■ TASK REQUIREMENTS ■
Produce a word-for-word copy of the listing below without its pictures.

■ MATERIAL TO PROCESS ■

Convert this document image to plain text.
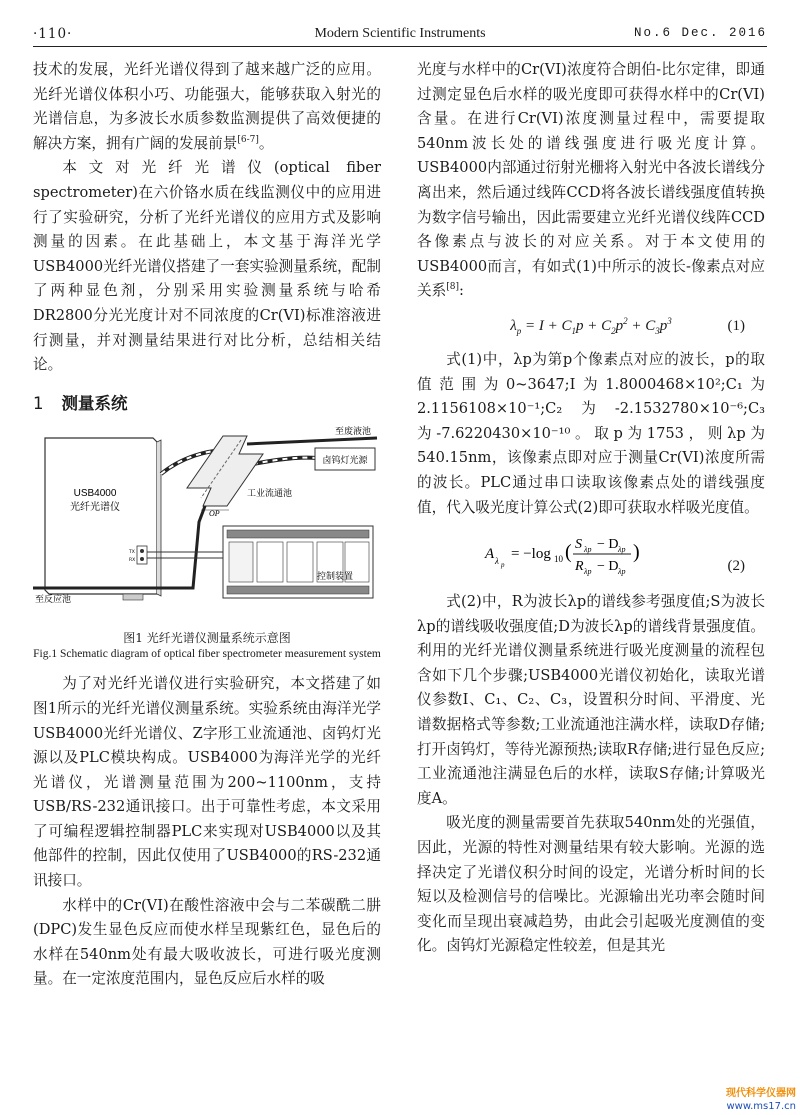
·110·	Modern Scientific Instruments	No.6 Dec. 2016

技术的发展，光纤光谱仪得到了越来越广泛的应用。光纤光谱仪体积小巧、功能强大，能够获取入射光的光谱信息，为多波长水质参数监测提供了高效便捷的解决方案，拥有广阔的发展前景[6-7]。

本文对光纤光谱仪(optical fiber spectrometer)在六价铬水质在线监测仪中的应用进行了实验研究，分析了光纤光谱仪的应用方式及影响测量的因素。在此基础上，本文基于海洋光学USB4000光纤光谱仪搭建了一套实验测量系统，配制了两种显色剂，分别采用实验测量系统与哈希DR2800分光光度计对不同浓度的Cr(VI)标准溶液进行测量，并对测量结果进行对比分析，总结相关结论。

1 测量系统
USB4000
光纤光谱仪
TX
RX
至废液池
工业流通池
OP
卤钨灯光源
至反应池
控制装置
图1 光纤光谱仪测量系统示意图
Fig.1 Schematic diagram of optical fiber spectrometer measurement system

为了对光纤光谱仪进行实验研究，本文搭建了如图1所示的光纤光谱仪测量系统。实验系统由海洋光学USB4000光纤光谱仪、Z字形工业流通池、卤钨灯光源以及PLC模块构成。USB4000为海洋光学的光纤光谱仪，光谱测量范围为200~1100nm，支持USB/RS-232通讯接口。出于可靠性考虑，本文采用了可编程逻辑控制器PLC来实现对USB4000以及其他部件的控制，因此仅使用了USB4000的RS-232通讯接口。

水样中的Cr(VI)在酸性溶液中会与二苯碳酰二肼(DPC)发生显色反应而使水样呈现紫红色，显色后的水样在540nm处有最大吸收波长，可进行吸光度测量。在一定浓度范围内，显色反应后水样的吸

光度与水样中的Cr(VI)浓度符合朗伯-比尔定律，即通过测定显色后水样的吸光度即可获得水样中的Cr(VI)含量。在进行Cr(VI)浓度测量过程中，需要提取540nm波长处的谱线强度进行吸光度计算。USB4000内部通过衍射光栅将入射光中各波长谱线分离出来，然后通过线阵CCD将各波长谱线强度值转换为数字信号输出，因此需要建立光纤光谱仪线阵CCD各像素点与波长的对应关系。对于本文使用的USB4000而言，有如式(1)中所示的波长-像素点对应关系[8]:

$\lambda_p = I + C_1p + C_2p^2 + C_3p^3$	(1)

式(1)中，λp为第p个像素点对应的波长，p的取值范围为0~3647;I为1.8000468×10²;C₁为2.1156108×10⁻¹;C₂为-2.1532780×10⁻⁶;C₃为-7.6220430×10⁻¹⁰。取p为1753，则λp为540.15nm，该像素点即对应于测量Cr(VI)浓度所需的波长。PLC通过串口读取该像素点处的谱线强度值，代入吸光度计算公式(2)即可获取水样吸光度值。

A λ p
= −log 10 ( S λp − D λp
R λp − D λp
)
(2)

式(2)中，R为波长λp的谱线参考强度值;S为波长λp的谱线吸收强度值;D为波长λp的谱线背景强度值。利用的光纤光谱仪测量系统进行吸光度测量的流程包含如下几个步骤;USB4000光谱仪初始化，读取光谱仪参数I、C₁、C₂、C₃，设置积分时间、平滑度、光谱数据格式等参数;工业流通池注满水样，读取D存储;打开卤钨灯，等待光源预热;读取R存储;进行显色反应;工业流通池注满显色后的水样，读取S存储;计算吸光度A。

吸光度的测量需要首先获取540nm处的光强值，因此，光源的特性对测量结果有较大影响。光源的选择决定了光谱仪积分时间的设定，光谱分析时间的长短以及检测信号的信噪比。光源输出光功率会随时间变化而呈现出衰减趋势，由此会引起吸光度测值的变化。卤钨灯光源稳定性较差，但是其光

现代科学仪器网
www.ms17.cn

■ EXERCISE RESPONSE ■
Convert this document image to plain text.
·110·	Modern Scientific Instruments	No.6 Dec. 2016

技术的发展，光纤光谱仪得到了越来越广泛的应用。光纤光谱仪体积小巧、功能强大，能够获取入射光的光谱信息，为多波长水质参数监测提供了高效便捷的解决方案，拥有广阔的发展前景[6-7]。

本文对光纤光谱仪(optical fiber spectrometer)在六价铬水质在线监测仪中的应用进行了实验研究，分析了光纤光谱仪的应用方式及影响测量的因素。在此基础上，本文基于海洋光学USB4000光纤光谱仪搭建了一套实验测量系统，配制了两种显色剂，分别采用实验测量系统与哈希DR2800分光光度计对不同浓度的Cr(VI)标准溶液进行测量，并对测量结果进行对比分析，总结相关结论。

1 测量系统
USB4000
光纤光谱仪
TX
RX
至废液池
工业流通池
OP
卤钨灯光源
至反应池
控制装置
图1 光纤光谱仪测量系统示意图
Fig.1 Schematic diagram of optical fiber spectrometer measurement system

为了对光纤光谱仪进行实验研究，本文搭建了如图1所示的光纤光谱仪测量系统。实验系统由海洋光学USB4000光纤光谱仪、Z字形工业流通池、卤钨灯光源以及PLC模块构成。USB4000为海洋光学的光纤光谱仪，光谱测量范围为200~1100nm，支持USB/RS-232通讯接口。出于可靠性考虑，本文采用了可编程逻辑控制器PLC来实现对USB4000以及其他部件的控制，因此仅使用了USB4000的RS-232通讯接口。

水样中的Cr(VI)在酸性溶液中会与二苯碳酰二肼(DPC)发生显色反应而使水样呈现紫红色，显色后的水样在540nm处有最大吸收波长，可进行吸光度测量。在一定浓度范围内，显色反应后水样的吸

光度与水样中的Cr(VI)浓度符合朗伯-比尔定律，即通过测定显色后水样的吸光度即可获得水样中的Cr(VI)含量。在进行Cr(VI)浓度测量过程中，需要提取540nm波长处的谱线强度进行吸光度计算。USB4000内部通过衍射光栅将入射光中各波长谱线分离出来，然后通过线阵CCD将各波长谱线强度值转换为数字信号输出，因此需要建立光纤光谱仪线阵CCD各像素点与波长的对应关系。对于本文使用的USB4000而言，有如式(1)中所示的波长-像素点对应关系[8]:

$\lambda_p = I + C_1p + C_2p^2 + C_3p^3$	(1)

式(1)中，λp为第p个像素点对应的波长，p的取值范围为0~3647;I为1.8000468×10²;C₁为2.1156108×10⁻¹;C₂为-2.1532780×10⁻⁶;C₃为-7.6220430×10⁻¹⁰。取p为1753，则λp为540.15nm，该像素点即对应于测量Cr(VI)浓度所需的波长。PLC通过串口读取该像素点处的谱线强度值，代入吸光度计算公式(2)即可获取水样吸光度值。

A λ p
= −log 10 ( S λp − D λp
R λp − D λp
)
(2)

式(2)中，R为波长λp的谱线参考强度值;S为波长λp的谱线吸收强度值;D为波长λp的谱线背景强度值。利用的光纤光谱仪测量系统进行吸光度测量的流程包含如下几个步骤;USB4000光谱仪初始化，读取光谱仪参数I、C₁、C₂、C₃，设置积分时间、平滑度、光谱数据格式等参数;工业流通池注满水样，读取D存储;打开卤钨灯，等待光源预热;读取R存储;进行显色反应;工业流通池注满显色后的水样，读取S存储;计算吸光度A。

吸光度的测量需要首先获取540nm处的光强值，因此，光源的特性对测量结果有较大影响。光源的选择决定了光谱仪积分时间的设定，光谱分析时间的长短以及检测信号的信噪比。光源输出光功率会随时间变化而呈现出衰减趋势，由此会引起吸光度测值的变化。卤钨灯光源稳定性较差，但是其光

现代科学仪器网
www.ms17.cn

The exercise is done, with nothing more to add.